[Rows from a dataset]
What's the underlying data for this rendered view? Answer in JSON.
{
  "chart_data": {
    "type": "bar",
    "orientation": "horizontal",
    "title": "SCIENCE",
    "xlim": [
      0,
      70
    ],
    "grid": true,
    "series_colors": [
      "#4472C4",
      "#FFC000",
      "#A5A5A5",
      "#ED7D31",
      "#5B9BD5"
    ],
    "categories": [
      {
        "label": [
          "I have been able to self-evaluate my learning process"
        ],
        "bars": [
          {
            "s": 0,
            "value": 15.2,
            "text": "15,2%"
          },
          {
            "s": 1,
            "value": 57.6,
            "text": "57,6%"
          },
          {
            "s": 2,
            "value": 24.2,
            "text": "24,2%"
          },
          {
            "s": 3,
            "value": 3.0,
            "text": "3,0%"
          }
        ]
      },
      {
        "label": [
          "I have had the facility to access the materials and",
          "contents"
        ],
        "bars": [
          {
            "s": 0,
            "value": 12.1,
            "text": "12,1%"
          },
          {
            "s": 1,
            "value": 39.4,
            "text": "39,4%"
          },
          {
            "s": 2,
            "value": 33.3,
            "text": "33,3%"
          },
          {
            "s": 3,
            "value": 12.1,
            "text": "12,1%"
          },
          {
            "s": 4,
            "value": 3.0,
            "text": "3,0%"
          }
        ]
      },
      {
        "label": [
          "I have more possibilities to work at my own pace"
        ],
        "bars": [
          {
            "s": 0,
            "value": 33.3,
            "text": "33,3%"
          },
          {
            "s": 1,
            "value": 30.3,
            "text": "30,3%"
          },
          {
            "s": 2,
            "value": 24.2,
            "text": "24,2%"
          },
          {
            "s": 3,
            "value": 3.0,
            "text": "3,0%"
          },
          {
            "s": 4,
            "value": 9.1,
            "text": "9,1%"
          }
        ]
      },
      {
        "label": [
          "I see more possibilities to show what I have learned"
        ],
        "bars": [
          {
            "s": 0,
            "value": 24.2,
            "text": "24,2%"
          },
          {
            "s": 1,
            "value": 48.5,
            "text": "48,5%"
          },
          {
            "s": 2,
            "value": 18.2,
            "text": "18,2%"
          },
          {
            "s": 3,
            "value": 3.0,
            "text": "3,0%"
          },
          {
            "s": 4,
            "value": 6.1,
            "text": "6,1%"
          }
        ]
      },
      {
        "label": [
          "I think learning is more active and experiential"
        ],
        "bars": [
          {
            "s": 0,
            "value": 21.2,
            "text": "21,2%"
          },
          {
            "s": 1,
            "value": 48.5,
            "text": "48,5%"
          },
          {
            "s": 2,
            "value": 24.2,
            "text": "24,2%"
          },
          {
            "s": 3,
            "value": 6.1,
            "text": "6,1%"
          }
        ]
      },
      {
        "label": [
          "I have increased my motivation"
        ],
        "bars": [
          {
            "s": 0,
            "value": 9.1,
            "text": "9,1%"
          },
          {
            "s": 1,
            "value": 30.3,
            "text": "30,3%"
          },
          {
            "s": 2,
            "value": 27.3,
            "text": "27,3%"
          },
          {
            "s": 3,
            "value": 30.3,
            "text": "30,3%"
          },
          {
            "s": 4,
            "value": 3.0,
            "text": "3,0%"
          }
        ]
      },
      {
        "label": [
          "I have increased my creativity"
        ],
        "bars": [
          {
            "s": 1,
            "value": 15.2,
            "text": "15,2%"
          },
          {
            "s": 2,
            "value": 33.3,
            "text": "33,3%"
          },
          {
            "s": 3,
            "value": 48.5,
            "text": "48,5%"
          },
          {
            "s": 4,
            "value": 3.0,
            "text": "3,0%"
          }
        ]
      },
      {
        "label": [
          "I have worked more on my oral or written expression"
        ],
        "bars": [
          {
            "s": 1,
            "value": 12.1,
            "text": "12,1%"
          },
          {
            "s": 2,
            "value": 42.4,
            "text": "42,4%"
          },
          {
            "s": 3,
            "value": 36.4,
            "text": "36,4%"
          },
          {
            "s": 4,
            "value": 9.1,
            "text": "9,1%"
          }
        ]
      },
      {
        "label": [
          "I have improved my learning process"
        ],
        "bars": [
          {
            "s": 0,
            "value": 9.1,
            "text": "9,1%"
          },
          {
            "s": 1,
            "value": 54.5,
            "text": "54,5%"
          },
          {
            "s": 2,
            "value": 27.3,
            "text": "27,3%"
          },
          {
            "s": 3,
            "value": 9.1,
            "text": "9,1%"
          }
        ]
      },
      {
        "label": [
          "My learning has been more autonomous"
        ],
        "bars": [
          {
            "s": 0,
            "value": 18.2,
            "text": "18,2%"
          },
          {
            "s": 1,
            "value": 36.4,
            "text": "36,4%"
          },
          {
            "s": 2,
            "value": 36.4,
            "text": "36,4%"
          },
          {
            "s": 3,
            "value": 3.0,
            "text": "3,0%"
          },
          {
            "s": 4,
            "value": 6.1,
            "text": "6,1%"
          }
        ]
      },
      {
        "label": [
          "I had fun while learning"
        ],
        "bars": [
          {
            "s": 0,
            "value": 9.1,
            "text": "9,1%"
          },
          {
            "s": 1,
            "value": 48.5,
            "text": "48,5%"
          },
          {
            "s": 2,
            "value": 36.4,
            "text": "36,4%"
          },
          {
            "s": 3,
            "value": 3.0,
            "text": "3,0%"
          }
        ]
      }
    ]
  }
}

- **What you will do**:
Of the lines in this data, how many contain "more"? Reply with only the number.

- **The answer**:
5